# What to do:
Out of the lines below, please list those that hold the string "name".

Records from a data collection

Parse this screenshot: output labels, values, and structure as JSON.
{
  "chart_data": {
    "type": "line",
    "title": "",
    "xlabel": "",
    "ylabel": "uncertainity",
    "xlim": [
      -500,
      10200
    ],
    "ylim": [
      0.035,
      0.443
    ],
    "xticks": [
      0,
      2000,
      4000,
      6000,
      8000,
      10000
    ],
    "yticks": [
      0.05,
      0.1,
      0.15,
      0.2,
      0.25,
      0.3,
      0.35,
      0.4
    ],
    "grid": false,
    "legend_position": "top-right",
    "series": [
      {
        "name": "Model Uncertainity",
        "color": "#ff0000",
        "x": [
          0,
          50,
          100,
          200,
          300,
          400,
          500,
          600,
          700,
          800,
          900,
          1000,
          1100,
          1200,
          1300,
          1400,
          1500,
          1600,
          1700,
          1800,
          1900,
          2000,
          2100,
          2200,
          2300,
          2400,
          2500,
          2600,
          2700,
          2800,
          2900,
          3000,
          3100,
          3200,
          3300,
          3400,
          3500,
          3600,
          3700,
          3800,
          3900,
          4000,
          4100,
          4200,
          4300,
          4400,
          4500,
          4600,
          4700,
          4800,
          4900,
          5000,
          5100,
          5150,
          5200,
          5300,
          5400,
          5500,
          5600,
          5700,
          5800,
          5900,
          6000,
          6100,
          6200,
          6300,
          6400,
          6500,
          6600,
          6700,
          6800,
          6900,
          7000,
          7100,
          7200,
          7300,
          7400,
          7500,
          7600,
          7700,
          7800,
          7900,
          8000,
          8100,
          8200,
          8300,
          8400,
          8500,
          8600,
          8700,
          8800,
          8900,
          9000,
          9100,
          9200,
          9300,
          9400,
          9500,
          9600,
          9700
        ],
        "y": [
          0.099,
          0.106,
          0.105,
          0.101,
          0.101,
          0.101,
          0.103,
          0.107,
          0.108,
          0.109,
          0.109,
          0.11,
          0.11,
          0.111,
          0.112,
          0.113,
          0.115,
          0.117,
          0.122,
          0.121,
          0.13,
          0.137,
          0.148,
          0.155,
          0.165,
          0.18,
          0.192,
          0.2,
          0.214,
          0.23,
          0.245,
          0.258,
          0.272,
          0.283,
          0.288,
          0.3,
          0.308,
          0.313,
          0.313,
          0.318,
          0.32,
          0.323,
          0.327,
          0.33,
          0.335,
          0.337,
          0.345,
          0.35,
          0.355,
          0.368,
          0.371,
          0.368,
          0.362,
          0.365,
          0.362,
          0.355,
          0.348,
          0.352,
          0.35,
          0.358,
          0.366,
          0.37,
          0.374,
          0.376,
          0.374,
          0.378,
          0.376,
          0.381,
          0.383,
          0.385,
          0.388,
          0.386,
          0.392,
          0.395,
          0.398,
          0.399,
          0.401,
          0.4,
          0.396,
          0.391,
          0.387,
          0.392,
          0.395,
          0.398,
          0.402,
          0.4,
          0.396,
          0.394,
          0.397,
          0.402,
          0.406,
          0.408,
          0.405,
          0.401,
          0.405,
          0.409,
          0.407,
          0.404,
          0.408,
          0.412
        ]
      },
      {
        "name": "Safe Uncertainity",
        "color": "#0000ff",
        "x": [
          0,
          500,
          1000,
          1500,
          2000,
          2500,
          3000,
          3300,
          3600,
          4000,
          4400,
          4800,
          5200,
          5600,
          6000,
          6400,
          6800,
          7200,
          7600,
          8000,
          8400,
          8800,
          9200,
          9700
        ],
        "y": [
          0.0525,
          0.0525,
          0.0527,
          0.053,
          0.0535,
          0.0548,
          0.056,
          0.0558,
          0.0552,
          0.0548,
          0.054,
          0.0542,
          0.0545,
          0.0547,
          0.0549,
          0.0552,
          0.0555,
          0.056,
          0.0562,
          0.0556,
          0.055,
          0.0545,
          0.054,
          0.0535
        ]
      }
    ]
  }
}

# Result of the exercise:
        "name": "Model Uncertainity",
        "name": "Safe Uncertainity",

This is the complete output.